--- start ---

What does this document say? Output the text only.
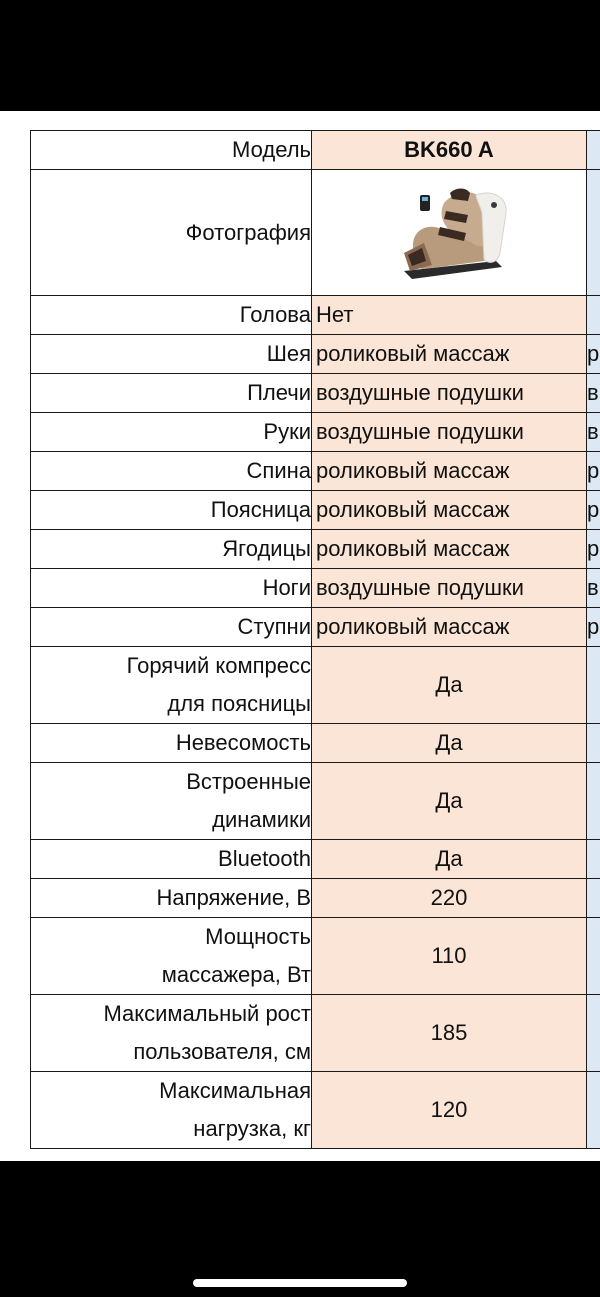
Модель	BK660 A	
Фотография	

Голова	Нет	
Шея	роликовый массаж	р
Плечи	воздушные подушки	в
Руки	воздушные подушки	в
Спина	роликовый массаж	р
Поясница	роликовый массаж	р
Ягодицы	роликовый массаж	р
Ноги	воздушные подушки	в
Ступни	роликовый массаж	р

Горячий компресс
для поясницы	Да	
Невесомость	Да	

Встроенные
динамики	Да	
Bluetooth	Да	
Напряжение, В	220	

Мощность
массажера, Вт	110	

Максимальный рост
пользователя, см	185	

Максимальная
нагрузка, кг	120	
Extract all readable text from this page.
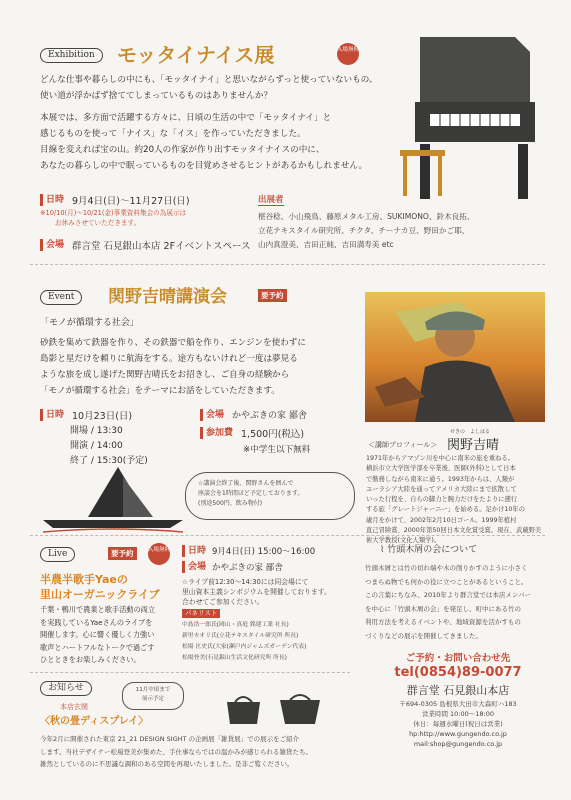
Exhibition	モッタイナイス展	入場無料
どんな仕事や暮らしの中にも、「モッタイナイ」と思いながらずっと使っていないもの、
使い道が浮かばず捨ててしまっているものはありませんか？
本展では、多方面で活躍する方々に、日頃の生活の中で「モッタイナイ」と
感じるものを使って「ナイス」な「イス」を作っていただきました。
目線を変えれば宝の山。約20人の作家が作り出すモッタイナイスの中に、
あなたの暮らしの中で眠っているものを目覚めさせるヒントがあるかもしれません。
日時 9月4日(日)～11月27日(日)
※10/10(月)～10/21(金)事業資料集会の為展示は
お休みさせていただきます。
会場 群言堂 石見銀山本店 2Fイベントスペース
出展者
椹谷稔、小山飛鳥、藤原メタル工房、SUKIMONO、鈴木良拓、
立花テキスタイル研究所、チクタ、チーナカ豆、野田かご耶、
山内真澄美、吉田正純、吉田満寿美 etc
Event	関野吉晴講演会	要予約
「モノが循環する社会」
砂鉄を集めて鉄器を作り、その鉄器で船を作り、エンジンを使わずに
島影と星だけを頼りに航海をする。途方もないけれど一度は夢見る
ような旅を成し遂げた関野吉晴氏をお招きし、ご自身の経験から
「モノが循環する社会」をテーマにお話をしていただきます。
日時 10月23日(日)
開場 / 13:30
開演 / 14:00
終了 / 15:30(予定)
会場 かやぶきの家 鄙舎
参加費 1,500円(税込)
※中学生以下無料
☆講演会終了後、関野さんを囲んで
座談会を1時間ほど予定しております。
(別途500円、飲み物付)
＜講師プロフィール＞
せきの　よしはる
関野吉晴
1971年からアマゾン川を中心に南米の旅を重ねる。
横浜市立大学医学部を卒業後、医師(外科)として日本
で勤務しながら南米に通う。1993年からは、人類が
ユーラシア大陸を通ってアメリカ大陸にまで拡散して
いった行程を、自らの脚力と腕力だけをたよりに遡行
する旅「グレートジャーニー」を始める。足かけ10年の
歳月をかけて、2002年2月10日ゴール。1999年植村
直己冒険賞、2000年第50回日本文化賞受賞。現在、武蔵野美
術大学教授(文化人類学)。
Live	要予約	入場無料
半農半歌手Yaeの
里山オーガニックライブ
千葉・鴨川で農業と歌手活動の両立
を実践しているYaeさんのライブを
開催します。心に響く優しく力強い
歌声とハートフルなトークで過ごす
ひとときをお楽しみください。
日時 9月4日(日) 15:00～16:00
会場 かやぶきの家 鄙舎
☆ライブ前12:30～14:30には同会場にて
里山資本主義シンポジウムを開催しております。
合わせてご参加ください。
パネリスト
中島浩一郎氏(岡山・真庭 銘建工業 社長)
新里カオリ氏(立花テキスタイル研究所 所長)
松場 匡史氏(大家(瀬戸内ジャムズガーデン代表)
松場登美(石見銀山生活文化研究所 所長)
⌇ 竹頭木屑の会について
竹頭木屑とは竹の切れ端や木の削りかすのように小さく
つまらぬ物でも何かの役に立つことがあるということ。
この言葉にちなみ、2010年より群言堂では本店メンバー
を中心に「竹頭木屑の会」を発足し、町中にある竹の
利用方法を考えるイベントや、地域資源を活かすもの
づくりなどの展示を開催してきました。
お知らせ
本店玄関
〈秋の畳ディスプレイ〉
11月中頃まで
展示予定
今年2月に開催された東京 21_21 DESIGN SIGHT の企画展「雑貨展」での展示をご紹介
します。当社デザイナー松場登美が集めた、手仕事ならではの温かみが感じられる雑貨たち。
雑然としているのに不思議な調和のある空間を再現いたしました。是非ご覧ください。
ご予約・お問い合わせ先
tel(0854)89-0077
群言堂 石見銀山本店
〒694-0305 島根県大田市大森町ハ183
営業時間 10:00～18:00
休日：毎週水曜日(祝日は営業)
hp:http://www.gungendo.co.jp
mail:shop@gungendo.co.jp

--- end ---

* _Request_
Gather from the entries above all lines that include the string "入場無料".

* _Output below_
Exhibition	モッタイナイス展	入場無料
Live	要予約	入場無料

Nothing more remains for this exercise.